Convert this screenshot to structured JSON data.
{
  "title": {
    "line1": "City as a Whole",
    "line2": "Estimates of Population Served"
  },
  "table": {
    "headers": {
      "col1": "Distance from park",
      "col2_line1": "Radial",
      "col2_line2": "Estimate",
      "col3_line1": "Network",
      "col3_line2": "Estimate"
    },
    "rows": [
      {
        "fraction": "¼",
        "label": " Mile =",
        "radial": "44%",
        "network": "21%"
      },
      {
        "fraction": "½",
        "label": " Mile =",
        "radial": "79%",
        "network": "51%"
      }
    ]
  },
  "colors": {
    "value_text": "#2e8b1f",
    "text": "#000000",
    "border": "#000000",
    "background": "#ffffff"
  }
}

★ ★ ★ ★ ★ ★ ★

Copy out every entry again, exactly as it was given.

Convert this screenshot to structured JSON data.
{
  "title": {
    "line1": "City as a Whole",
    "line2": "Estimates of Population Served"
  },
  "table": {
    "headers": {
      "col1": "Distance from park",
      "col2_line1": "Radial",
      "col2_line2": "Estimate",
      "col3_line1": "Network",
      "col3_line2": "Estimate"
    },
    "rows": [
      {
        "fraction": "¼",
        "label": " Mile =",
        "radial": "44%",
        "network": "21%"
      },
      {
        "fraction": "½",
        "label": " Mile =",
        "radial": "79%",
        "network": "51%"
      }
    ]
  },
  "colors": {
    "value_text": "#2e8b1f",
    "text": "#000000",
    "border": "#000000",
    "background": "#ffffff"
  }
}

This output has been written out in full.